## Exercise description
Return the entries below in their exact form, leaving the pictures out.

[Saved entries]
----------
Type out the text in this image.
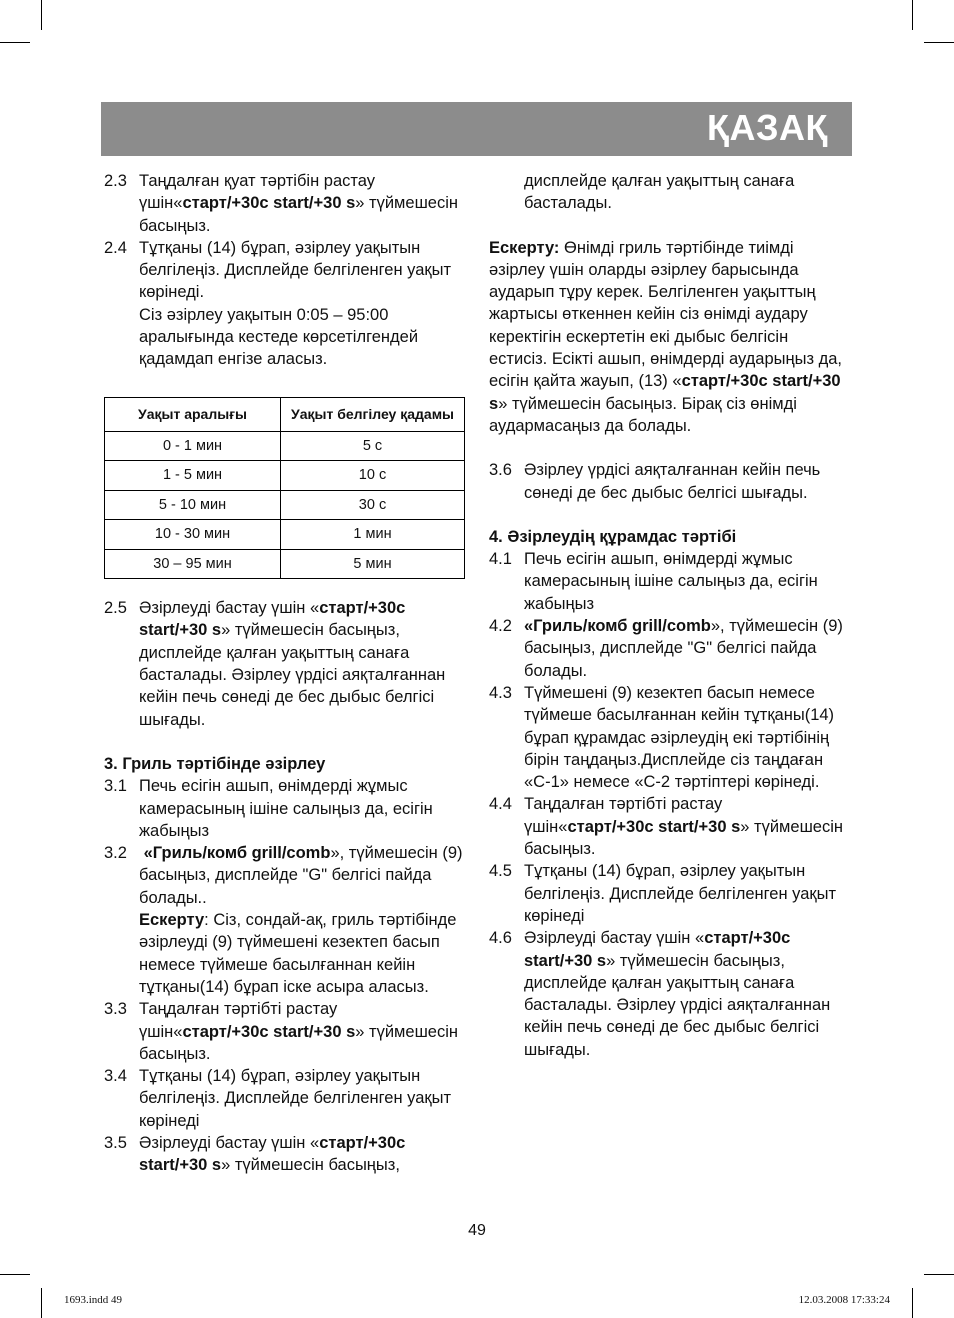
ҚАЗАҚ
2.3 Таңдалған қуат тәртібін растау үшін«старт/+30с start/+30 s» түймешесін басыңыз.
2.4 Тұтқаны (14) бұрап, әзірлеу уақытын белгілеңіз. Дисплейде белгіленген уақыт көрінеді.
Сіз әзірлеу уақытын 0:05 – 95:00 аралығында кестеде көрсетілгендей қадамдап енгізе аласыз.
Уақыт аралығы	Уақыт белгілеу қадамы
0 - 1 мин	5 с
1 - 5 мин	10 с
5 - 10 мин	30 с
10 - 30 мин	1 мин
30 – 95 мин	5 мин
2.5 Әзірлеуді бастау үшін «старт/+30с start/+30 s» түймешесін басыңыз, дисплейде қалған уақыттың санаға басталады. Әзірлеу үрдісі аяқталғаннан кейін печь сөнеді де бес дыбыс белгісі шығады.
3. Гриль тәртібінде әзірлеу
3.1 Печь есігін ашып, өнімдерді жұмыс камерасының ішіне салыңыз да, есігін жабыңыз
3.2	«Гриль/комб grill/comb», түймешесін (9) басыңыз, дисплейде "G" белгісі пайда болады..
Ескерту: Сіз, сондай-ақ, гриль тәртібінде әзірлеуді (9) түймешені кезектеп басып немесе түймеше басылғаннан кейін тұтқаны(14) бұрап іске асыра аласыз.
3.3 Таңдалған тәртібті растау үшін«старт/+30с start/+30 s» түймешесін басыңыз.
3.4 Тұтқаны (14) бұрап, әзірлеу уақытын белгілеңіз. Дисплейде белгіленген уақыт көрінеді
3.5 Әзірлеуді бастау үшін «старт/+30с start/+30 s» түймешесін басыңыз,
дисплейде қалған уақыттың санаға басталады.
Ескерту: Өнімді гриль тәртібінде тиімді әзірлеу үшін оларды әзірлеу барысында аударып тұру керек. Белгіленген уақыттың жартысы өткеннен кейін сіз өнімді аудару керектігін ескертетін екі дыбыс белгісін естисіз. Есікті ашып, өнімдерді аударыңыз да, есігін қайта жауып, (13) «старт/+30с start/+30 s» түймешесін басыңыз. Бірақ сіз өнімді аудармасаңыз да болады.
3.6 Әзірлеу үрдісі аяқталғаннан кейін печь сөнеді де бес дыбыс белгісі шығады.
4. Әзірлеудің құрамдас тәртібі
4.1 Печь есігін ашып, өнімдерді жұмыс камерасының ішіне салыңыз да, есігін жабыңыз
4.2 «Гриль/комб grill/comb», түймешесін (9) басыңыз, дисплейде "G" белгісі пайда болады.
4.3 Түймешені (9) кезектеп басып немесе түймеше басылғаннан кейін тұтқаны(14) бұрап құрамдас әзірлеудің екі тәртібінің бірін таңдаңыз.Дисплейде сіз таңдаған «С-1» немесе «С-2 тәртіптері көрінеді.
4.4 Таңдалған тәртібті растау үшін«старт/+30с start/+30 s» түймешесін басыңыз.
4.5 Тұтқаны (14) бұрап, әзірлеу уақытын белгілеңіз. Дисплейде белгіленген уақыт көрінеді
4.6 Әзірлеуді бастау үшін «старт/+30с start/+30 s» түймешесін басыңыз, дисплейде қалған уақыттың санаға басталады. Әзірлеу үрдісі аяқталғаннан кейін печь сөнеді де бес дыбыс белгісі шығады.
49
1693.indd 49	12.03.2008 17:33:24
----------
## Response to the task
Type out the text in this image.
ҚАЗАҚ
2.3 Таңдалған қуат тәртібін растау үшін«старт/+30с start/+30 s» түймешесін басыңыз.
2.4 Тұтқаны (14) бұрап, әзірлеу уақытын белгілеңіз. Дисплейде белгіленген уақыт көрінеді.
Сіз әзірлеу уақытын 0:05 – 95:00 аралығында кестеде көрсетілгендей қадамдап енгізе аласыз.
Уақыт аралығы	Уақыт белгілеу қадамы
0 - 1 мин	5 с
1 - 5 мин	10 с
5 - 10 мин	30 с
10 - 30 мин	1 мин
30 – 95 мин	5 мин
2.5 Әзірлеуді бастау үшін «старт/+30с start/+30 s» түймешесін басыңыз, дисплейде қалған уақыттың санаға басталады. Әзірлеу үрдісі аяқталғаннан кейін печь сөнеді де бес дыбыс белгісі шығады.
3. Гриль тәртібінде әзірлеу
3.1 Печь есігін ашып, өнімдерді жұмыс камерасының ішіне салыңыз да, есігін жабыңыз
3.2	«Гриль/комб grill/comb», түймешесін (9) басыңыз, дисплейде "G" белгісі пайда болады..
Ескерту: Сіз, сондай-ақ, гриль тәртібінде әзірлеуді (9) түймешені кезектеп басып немесе түймеше басылғаннан кейін тұтқаны(14) бұрап іске асыра аласыз.
3.3 Таңдалған тәртібті растау үшін«старт/+30с start/+30 s» түймешесін басыңыз.
3.4 Тұтқаны (14) бұрап, әзірлеу уақытын белгілеңіз. Дисплейде белгіленген уақыт көрінеді
3.5 Әзірлеуді бастау үшін «старт/+30с start/+30 s» түймешесін басыңыз,
дисплейде қалған уақыттың санаға басталады.
Ескерту: Өнімді гриль тәртібінде тиімді әзірлеу үшін оларды әзірлеу барысында аударып тұру керек. Белгіленген уақыттың жартысы өткеннен кейін сіз өнімді аудару керектігін ескертетін екі дыбыс белгісін естисіз. Есікті ашып, өнімдерді аударыңыз да, есігін қайта жауып, (13) «старт/+30с start/+30 s» түймешесін басыңыз. Бірақ сіз өнімді аудармасаңыз да болады.
3.6 Әзірлеу үрдісі аяқталғаннан кейін печь сөнеді де бес дыбыс белгісі шығады.
4. Әзірлеудің құрамдас тәртібі
4.1 Печь есігін ашып, өнімдерді жұмыс камерасының ішіне салыңыз да, есігін жабыңыз
4.2 «Гриль/комб grill/comb», түймешесін (9) басыңыз, дисплейде "G" белгісі пайда болады.
4.3 Түймешені (9) кезектеп басып немесе түймеше басылғаннан кейін тұтқаны(14) бұрап құрамдас әзірлеудің екі тәртібінің бірін таңдаңыз.Дисплейде сіз таңдаған «С-1» немесе «С-2 тәртіптері көрінеді.
4.4 Таңдалған тәртібті растау үшін«старт/+30с start/+30 s» түймешесін басыңыз.
4.5 Тұтқаны (14) бұрап, әзірлеу уақытын белгілеңіз. Дисплейде белгіленген уақыт көрінеді
4.6 Әзірлеуді бастау үшін «старт/+30с start/+30 s» түймешесін басыңыз, дисплейде қалған уақыттың санаға басталады. Әзірлеу үрдісі аяқталғаннан кейін печь сөнеді де бес дыбыс белгісі шығады.
49
1693.indd 49	12.03.2008 17:33:24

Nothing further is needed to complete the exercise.